_AIM OF THE EXERCISE_
For the entries that follow, state how many lines include the word "this", giving the number and nothing else.

_GIVEN RECORDS_
===============
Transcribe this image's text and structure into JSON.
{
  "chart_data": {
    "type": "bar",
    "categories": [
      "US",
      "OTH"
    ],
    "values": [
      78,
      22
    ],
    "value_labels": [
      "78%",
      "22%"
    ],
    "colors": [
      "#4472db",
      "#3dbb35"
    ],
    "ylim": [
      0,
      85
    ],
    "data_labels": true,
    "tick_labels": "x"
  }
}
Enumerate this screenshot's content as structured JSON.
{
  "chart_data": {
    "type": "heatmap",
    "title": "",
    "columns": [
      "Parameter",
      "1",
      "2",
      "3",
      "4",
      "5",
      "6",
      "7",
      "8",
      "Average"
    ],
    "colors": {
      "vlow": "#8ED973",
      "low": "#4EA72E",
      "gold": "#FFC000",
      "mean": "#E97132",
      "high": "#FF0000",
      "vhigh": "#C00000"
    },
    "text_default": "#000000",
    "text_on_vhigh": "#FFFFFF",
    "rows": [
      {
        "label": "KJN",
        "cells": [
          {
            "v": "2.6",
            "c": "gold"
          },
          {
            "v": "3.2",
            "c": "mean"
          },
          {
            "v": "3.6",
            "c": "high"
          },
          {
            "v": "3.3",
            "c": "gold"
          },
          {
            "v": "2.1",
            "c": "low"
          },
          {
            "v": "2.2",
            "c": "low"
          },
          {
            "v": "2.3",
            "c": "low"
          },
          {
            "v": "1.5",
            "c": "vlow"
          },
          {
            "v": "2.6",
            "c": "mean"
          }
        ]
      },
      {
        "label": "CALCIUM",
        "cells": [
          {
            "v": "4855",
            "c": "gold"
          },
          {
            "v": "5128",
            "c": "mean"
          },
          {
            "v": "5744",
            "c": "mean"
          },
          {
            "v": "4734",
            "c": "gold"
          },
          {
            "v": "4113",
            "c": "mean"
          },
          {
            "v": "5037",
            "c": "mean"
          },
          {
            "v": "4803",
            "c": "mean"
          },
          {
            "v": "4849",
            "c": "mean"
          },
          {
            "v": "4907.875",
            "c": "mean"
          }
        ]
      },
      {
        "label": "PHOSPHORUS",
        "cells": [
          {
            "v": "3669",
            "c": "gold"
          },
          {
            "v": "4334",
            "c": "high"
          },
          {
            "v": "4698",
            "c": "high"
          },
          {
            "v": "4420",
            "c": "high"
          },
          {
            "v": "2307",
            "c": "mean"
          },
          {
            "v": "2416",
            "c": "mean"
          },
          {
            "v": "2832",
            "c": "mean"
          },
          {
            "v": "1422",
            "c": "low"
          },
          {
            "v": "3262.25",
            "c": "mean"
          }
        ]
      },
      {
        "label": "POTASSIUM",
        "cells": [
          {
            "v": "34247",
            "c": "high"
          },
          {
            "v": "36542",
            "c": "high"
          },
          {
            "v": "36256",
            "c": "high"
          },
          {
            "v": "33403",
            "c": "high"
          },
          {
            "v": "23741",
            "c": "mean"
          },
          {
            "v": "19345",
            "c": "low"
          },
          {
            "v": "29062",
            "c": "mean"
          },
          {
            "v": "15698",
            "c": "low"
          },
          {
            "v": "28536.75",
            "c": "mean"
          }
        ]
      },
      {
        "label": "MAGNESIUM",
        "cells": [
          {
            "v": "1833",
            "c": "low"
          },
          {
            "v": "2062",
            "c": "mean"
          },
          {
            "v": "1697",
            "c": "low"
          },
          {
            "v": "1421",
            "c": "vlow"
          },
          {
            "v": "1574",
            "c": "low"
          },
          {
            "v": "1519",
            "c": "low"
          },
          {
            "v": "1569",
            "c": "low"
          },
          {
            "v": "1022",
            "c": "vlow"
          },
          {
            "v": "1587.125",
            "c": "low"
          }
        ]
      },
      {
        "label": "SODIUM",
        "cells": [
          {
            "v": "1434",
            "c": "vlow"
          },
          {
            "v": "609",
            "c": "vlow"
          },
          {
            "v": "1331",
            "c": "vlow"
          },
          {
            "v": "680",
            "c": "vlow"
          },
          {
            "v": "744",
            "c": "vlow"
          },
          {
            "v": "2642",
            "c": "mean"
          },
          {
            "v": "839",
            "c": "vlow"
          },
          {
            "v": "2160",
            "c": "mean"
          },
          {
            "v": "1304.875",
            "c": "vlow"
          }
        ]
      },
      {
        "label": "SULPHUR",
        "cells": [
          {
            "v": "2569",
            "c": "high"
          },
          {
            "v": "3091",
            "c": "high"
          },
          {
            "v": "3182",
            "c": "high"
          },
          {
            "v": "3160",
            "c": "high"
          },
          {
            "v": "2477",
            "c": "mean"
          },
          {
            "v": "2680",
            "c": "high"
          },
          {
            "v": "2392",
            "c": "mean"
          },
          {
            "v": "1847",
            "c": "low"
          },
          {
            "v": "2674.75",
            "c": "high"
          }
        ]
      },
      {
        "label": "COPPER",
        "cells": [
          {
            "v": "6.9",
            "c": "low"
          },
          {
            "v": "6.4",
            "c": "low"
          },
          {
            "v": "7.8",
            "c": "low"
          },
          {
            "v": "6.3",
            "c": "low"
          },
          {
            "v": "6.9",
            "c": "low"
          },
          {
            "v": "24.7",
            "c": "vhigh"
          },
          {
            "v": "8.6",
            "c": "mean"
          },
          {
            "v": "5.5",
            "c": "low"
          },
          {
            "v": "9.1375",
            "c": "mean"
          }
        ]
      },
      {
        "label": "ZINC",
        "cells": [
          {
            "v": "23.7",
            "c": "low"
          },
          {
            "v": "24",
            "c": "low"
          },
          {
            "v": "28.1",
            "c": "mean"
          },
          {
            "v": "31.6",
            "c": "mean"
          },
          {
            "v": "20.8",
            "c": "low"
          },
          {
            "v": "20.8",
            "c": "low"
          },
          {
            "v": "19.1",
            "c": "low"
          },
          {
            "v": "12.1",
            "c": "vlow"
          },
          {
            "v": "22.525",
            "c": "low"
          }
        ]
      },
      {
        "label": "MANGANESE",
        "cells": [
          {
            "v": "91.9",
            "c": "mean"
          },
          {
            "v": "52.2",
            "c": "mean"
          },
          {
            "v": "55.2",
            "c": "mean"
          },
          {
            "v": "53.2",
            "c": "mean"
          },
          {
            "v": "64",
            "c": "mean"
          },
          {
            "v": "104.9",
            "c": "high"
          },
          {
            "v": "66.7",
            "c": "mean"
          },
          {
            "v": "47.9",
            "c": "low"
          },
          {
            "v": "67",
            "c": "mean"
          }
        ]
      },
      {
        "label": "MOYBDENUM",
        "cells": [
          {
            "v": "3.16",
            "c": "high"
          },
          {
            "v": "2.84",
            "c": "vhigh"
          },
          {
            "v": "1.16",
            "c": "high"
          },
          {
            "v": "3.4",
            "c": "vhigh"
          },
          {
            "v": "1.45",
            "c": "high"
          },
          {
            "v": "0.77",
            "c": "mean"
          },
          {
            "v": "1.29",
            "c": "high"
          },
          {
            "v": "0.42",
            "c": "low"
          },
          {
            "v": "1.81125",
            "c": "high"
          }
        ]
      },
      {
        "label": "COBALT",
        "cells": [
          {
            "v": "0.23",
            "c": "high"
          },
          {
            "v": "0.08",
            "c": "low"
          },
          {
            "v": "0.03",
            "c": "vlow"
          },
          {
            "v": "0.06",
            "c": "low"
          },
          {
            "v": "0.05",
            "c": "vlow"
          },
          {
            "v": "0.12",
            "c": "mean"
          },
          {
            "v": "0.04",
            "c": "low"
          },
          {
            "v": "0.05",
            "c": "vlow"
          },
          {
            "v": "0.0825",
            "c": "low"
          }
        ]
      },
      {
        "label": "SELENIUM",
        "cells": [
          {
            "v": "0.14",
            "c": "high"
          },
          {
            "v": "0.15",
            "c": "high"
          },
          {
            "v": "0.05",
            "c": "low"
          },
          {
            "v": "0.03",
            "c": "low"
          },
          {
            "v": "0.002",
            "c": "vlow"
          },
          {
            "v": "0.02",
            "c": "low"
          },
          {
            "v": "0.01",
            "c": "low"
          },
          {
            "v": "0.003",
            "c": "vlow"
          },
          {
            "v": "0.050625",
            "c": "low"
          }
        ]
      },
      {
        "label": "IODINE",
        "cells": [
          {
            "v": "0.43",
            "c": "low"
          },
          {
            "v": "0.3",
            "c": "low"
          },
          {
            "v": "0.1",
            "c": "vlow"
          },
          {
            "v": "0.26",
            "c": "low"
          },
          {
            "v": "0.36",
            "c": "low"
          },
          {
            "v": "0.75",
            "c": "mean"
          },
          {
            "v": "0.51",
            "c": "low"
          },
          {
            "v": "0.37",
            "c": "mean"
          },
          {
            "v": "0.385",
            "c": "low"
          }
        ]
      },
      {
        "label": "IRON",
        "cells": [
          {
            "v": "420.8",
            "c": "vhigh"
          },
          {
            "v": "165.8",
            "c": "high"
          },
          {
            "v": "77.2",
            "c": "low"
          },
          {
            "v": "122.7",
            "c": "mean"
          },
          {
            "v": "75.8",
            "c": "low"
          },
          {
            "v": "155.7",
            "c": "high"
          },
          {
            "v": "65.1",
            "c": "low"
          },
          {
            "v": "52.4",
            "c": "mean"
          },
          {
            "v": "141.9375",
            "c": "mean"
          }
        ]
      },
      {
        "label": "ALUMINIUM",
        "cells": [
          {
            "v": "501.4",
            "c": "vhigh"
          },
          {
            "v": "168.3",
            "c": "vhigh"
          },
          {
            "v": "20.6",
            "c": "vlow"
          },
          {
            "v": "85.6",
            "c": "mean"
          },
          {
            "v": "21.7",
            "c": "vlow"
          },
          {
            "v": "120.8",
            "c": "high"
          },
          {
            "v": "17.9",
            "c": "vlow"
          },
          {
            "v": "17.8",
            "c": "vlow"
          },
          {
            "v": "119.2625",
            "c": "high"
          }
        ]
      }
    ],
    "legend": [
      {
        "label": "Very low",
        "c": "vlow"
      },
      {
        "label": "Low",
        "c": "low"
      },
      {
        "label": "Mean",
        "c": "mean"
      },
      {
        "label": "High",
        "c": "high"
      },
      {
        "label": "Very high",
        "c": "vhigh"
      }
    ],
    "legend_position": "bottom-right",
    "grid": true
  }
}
===============
_SOLUTION_
2